WHAT IS ASKED: Go through the listing beneath this task and return every line that carries the string "Ställa".

EXTRACTED RECORDS:

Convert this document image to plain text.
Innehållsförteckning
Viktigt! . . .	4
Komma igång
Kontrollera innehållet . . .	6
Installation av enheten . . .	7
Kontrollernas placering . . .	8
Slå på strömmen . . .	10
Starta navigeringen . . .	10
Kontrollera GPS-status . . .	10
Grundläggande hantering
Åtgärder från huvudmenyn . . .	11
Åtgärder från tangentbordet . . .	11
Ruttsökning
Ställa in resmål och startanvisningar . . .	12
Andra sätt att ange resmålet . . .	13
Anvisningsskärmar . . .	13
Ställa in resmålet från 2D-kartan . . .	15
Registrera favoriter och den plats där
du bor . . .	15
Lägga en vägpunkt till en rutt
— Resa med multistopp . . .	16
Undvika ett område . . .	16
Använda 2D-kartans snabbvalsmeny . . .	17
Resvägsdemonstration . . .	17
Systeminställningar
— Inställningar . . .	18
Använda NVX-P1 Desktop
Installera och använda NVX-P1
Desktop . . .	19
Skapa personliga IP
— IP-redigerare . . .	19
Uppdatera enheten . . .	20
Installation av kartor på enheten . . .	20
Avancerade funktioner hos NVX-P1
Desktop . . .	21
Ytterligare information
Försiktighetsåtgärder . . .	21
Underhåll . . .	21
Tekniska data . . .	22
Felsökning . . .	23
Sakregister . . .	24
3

COMPLETED TASK:
Ställa in resmål och startanvisningar . . .	12
Ställa in resmålet från 2D-kartan . . .	15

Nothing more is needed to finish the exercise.